** start of Records for the task **

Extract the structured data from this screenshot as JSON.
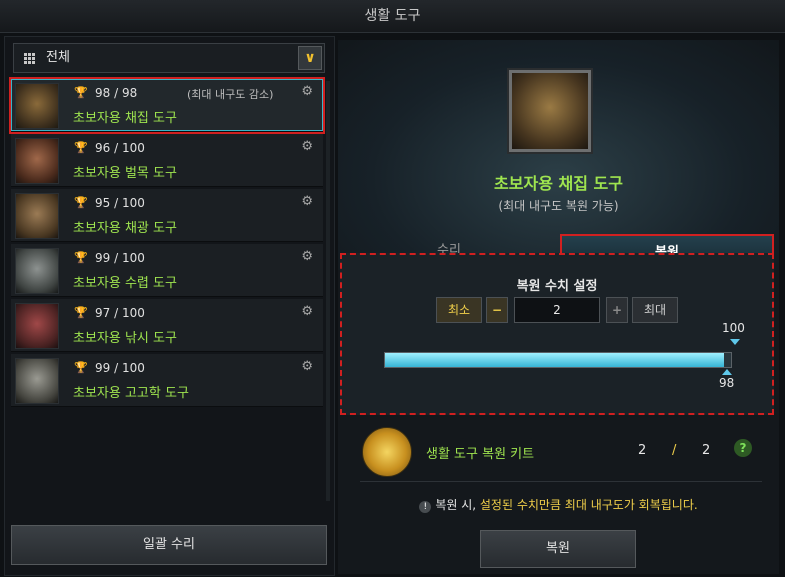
{
  "window": {
    "title": "생활 도구"
  },
  "filter": {
    "label": "전체",
    "dropdown_icon": "chevron-down-icon"
  },
  "items": [
    {
      "durability": "98 / 98",
      "note": "(최대 내구도 감소)",
      "name": "초보자용 채집 도구",
      "icon": "gathering-glove-icon"
    },
    {
      "durability": "96 / 100",
      "note": "",
      "name": "초보자용 벌목 도구",
      "icon": "axe-icon"
    },
    {
      "durability": "95 / 100",
      "note": "",
      "name": "초보자용 채광 도구",
      "icon": "pickaxe-icon"
    },
    {
      "durability": "99 / 100",
      "note": "",
      "name": "초보자용 수렵 도구",
      "icon": "hunting-blade-icon"
    },
    {
      "durability": "97 / 100",
      "note": "",
      "name": "초보자용 낚시 도구",
      "icon": "fishing-rod-icon"
    },
    {
      "durability": "99 / 100",
      "note": "",
      "name": "초보자용 고고학 도구",
      "icon": "shovel-icon"
    }
  ],
  "bulk_repair": {
    "label": "일괄 수리"
  },
  "preview": {
    "name": "초보자용 채집 도구",
    "subtitle": "(최대 내구도 복원 가능)"
  },
  "tabs": {
    "repair": "수리",
    "restore": "복원"
  },
  "restore_panel": {
    "title": "복원 수치 설정",
    "min_label": "최소",
    "minus_label": "−",
    "value": "2",
    "plus_label": "+",
    "max_label": "최대",
    "max_marker": "100",
    "current_marker": "98",
    "fill_fraction": 0.98
  },
  "kit": {
    "name": "생활 도구 복원 키트",
    "have": "2",
    "slash": "/",
    "need": "2",
    "help": "?"
  },
  "notice": {
    "part1": "복원 시, ",
    "part2": "설정된 수치만큼 최대 내구도가 회복됩니다."
  },
  "restore_button": {
    "label": "복원"
  },
  "colors": {
    "accent_green": "#9fe54f",
    "highlight_red": "#d12020",
    "gold": "#f0cf4a",
    "bar_cyan": "#36b4d4"
  }
}
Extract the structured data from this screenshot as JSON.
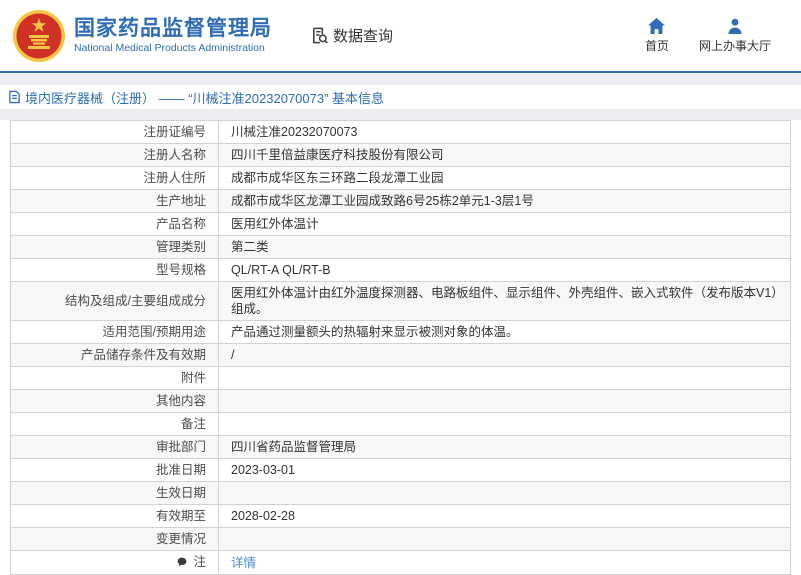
{
  "header": {
    "agency_name_zh": "国家药品监督管理局",
    "agency_name_en": "National Medical Products Administration",
    "section_title": "数据查询",
    "nav": [
      {
        "label": "首页",
        "icon": "home-icon"
      },
      {
        "label": "网上办事大厅",
        "icon": "person-icon"
      }
    ]
  },
  "breadcrumb": {
    "icon": "document-icon",
    "text": "境内医疗器械（注册） —— “川械注准20232070073” 基本信息"
  },
  "table": {
    "rows": [
      {
        "label": "注册证编号",
        "value": "川械注准20232070073"
      },
      {
        "label": "注册人名称",
        "value": "四川千里倍益康医疗科技股份有限公司"
      },
      {
        "label": "注册人住所",
        "value": "成都市成华区东三环路二段龙潭工业园"
      },
      {
        "label": "生产地址",
        "value": "成都市成华区龙潭工业园成致路6号25栋2单元1-3层1号"
      },
      {
        "label": "产品名称",
        "value": "医用红外体温计"
      },
      {
        "label": "管理类别",
        "value": "第二类"
      },
      {
        "label": "型号规格",
        "value": "QL/RT-A QL/RT-B"
      },
      {
        "label": "结构及组成/主要组成成分",
        "value": "医用红外体温计由红外温度探测器、电路板组件、显示组件、外壳组件、嵌入式软件（发布版本V1）组成。"
      },
      {
        "label": "适用范围/预期用途",
        "value": "产品通过测量额头的热辐射来显示被测对象的体温。"
      },
      {
        "label": "产品储存条件及有效期",
        "value": "/"
      },
      {
        "label": "附件",
        "value": ""
      },
      {
        "label": "其他内容",
        "value": ""
      },
      {
        "label": "备注",
        "value": ""
      },
      {
        "label": "审批部门",
        "value": "四川省药品监督管理局"
      },
      {
        "label": "批准日期",
        "value": "2023-03-01"
      },
      {
        "label": "生效日期",
        "value": ""
      },
      {
        "label": "有效期至",
        "value": "2028-02-28"
      },
      {
        "label": "变更情况",
        "value": ""
      },
      {
        "label": "注",
        "value": "详情",
        "link": true,
        "icon": "note-icon"
      }
    ]
  },
  "colors": {
    "accent_blue": "#2e6cb5",
    "link_blue": "#4a90d9",
    "emblem_red": "#d03025",
    "emblem_gold": "#f5c543",
    "row_alt_bg": "#f7f7f8",
    "border": "#d2d2d2"
  }
}
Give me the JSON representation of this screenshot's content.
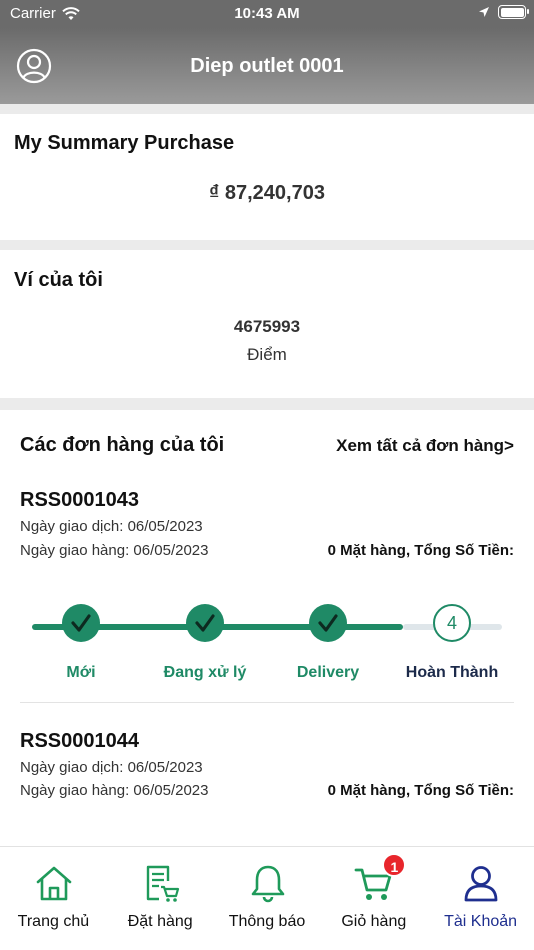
{
  "status_bar": {
    "carrier": "Carrier",
    "time": "10:43 AM"
  },
  "header": {
    "title": "Diep outlet 0001"
  },
  "summary": {
    "title": "My Summary Purchase",
    "amount": "₫ 87,240,703"
  },
  "wallet": {
    "title": "Ví của tôi",
    "points": "4675993",
    "points_unit": "Điểm"
  },
  "orders": {
    "title": "Các đơn hàng của tôi",
    "view_all": "Xem tất cả đơn hàng>",
    "items": [
      {
        "id": "RSS0001043",
        "transaction_date": "Ngày giao dịch: 06/05/2023",
        "delivery_date": "Ngày giao hàng: 06/05/2023",
        "summary": "0 Mặt hàng, Tổng Số Tiền:",
        "steps": [
          {
            "label": "Mới",
            "state": "done"
          },
          {
            "label": "Đang xử lý",
            "state": "done"
          },
          {
            "label": "Delivery",
            "state": "done"
          },
          {
            "label": "Hoàn Thành",
            "state": "pending",
            "number": "4"
          }
        ]
      },
      {
        "id": "RSS0001044",
        "transaction_date": "Ngày giao dịch: 06/05/2023",
        "delivery_date": "Ngày giao hàng: 06/05/2023",
        "summary": "0 Mặt hàng, Tổng Số Tiền:"
      }
    ]
  },
  "tabbar": {
    "items": [
      {
        "label": "Trang chủ",
        "icon": "home-icon"
      },
      {
        "label": "Đặt hàng",
        "icon": "order-icon"
      },
      {
        "label": "Thông báo",
        "icon": "bell-icon"
      },
      {
        "label": "Giỏ hàng",
        "icon": "cart-icon",
        "badge": "1"
      },
      {
        "label": "Tài Khoản",
        "icon": "user-icon",
        "active": true
      }
    ]
  },
  "colors": {
    "accent": "#1f8a66",
    "active_tab": "#1f2f8f",
    "badge": "#e8262c",
    "header": "#6b6b6b"
  }
}
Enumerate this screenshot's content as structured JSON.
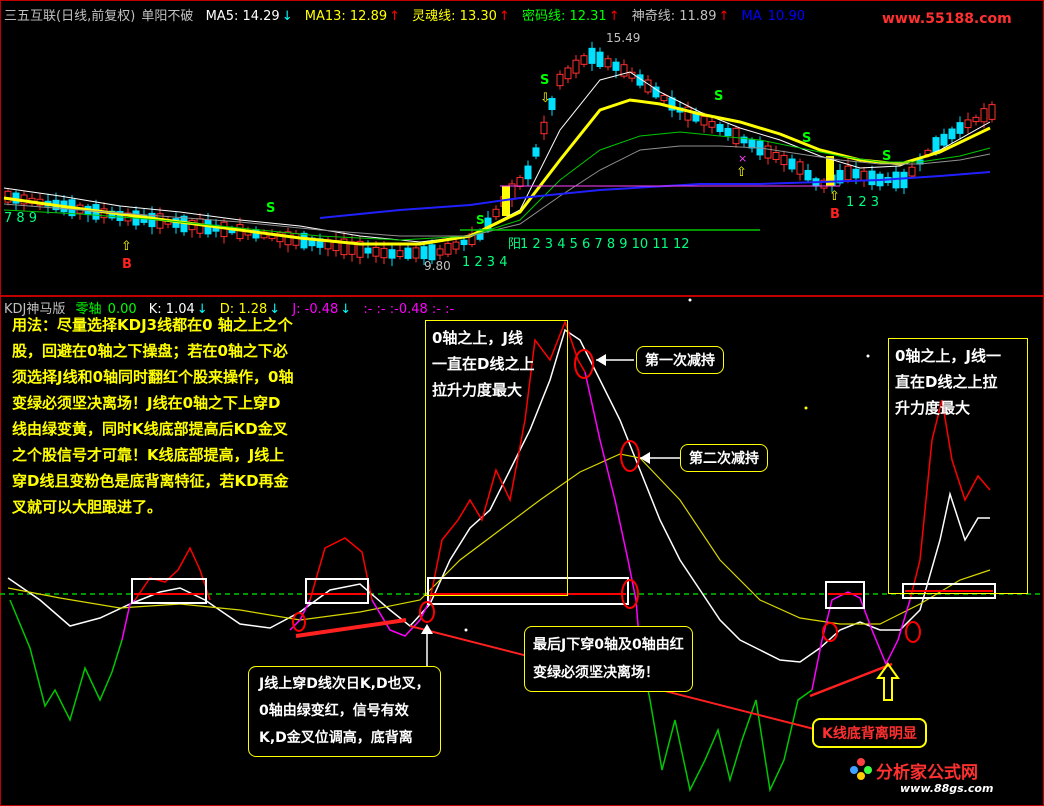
{
  "main_header": {
    "stock": "三五互联(日线,前复权)",
    "formula": "单阳不破",
    "ma5": "MA5: 14.29",
    "ma13": "MA13: 12.89",
    "soul": "灵魂线: 13.30",
    "secret": "密码线: 12.31",
    "magic": "神奇线: 11.89",
    "ma_last": "MA",
    "ma_last_val": "10.90"
  },
  "watermark_top": "www.55188.com",
  "price_labels": {
    "high": "15.49",
    "low": "9.80",
    "yang": "阳",
    "count_left": "7 8 9",
    "count_mid": "1 2 3 4",
    "count_after": "1 2 3 4 5 6 7 8 9 10 11 12",
    "count_right": "1 2 3"
  },
  "kdj_header": {
    "name": "KDJ神马版",
    "zero_label": "零轴",
    "zero_val": "0.00",
    "k": "K: 1.04",
    "d": "D: 1.28",
    "j": "J: -0.48",
    "tail": ":- :- :-0.48 :- :-"
  },
  "notes": {
    "usage": [
      "用法：尽量选择KDJ3线都在0 轴之上之个",
      "股，回避在0轴之下操盘；若在0轴之下必",
      "须选择J线和0轴同时翻红个股来操作，0轴",
      "变绿必须坚决离场！J线在0轴之下上穿D",
      "线由绿变黄，同时K线底部提高后KD金叉",
      "之个股信号才可靠！K线底部提高，J线上",
      "穿D线且变粉色是底背离特征，若KD再金",
      "叉就可以大胆跟进了。"
    ],
    "box_mid": [
      "0轴之上，J线",
      "一直在D线之上",
      "拉升力度最大"
    ],
    "box_right": [
      "0轴之上，J线一",
      "直在D线之上拉",
      "升力度最大"
    ],
    "reduce1": "第一次减持",
    "reduce2": "第二次减持",
    "bottom_left": [
      "J线上穿D线次日K,D也叉，",
      "0轴由绿变红，信号有效",
      "K,D金叉位调高，底背离"
    ],
    "bottom_mid": [
      "最后J下穿0轴及0轴由红",
      "变绿必须坚决离场！"
    ],
    "divergence": "K线底背离明显"
  },
  "logo": {
    "text": "分析家公式网",
    "url": "www.88gs.com"
  },
  "colors": {
    "yellow": "#ffff00",
    "red": "#ff0000",
    "white": "#ffffff",
    "green": "#00c800",
    "magenta": "#ff00ff",
    "blue": "#0000ff",
    "cyan": "#00ffff"
  }
}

** end of Records for the task **

### Work to be completed
Find out how many lines in the listing contain the string "Tiền". Give the number alone.

### Output
2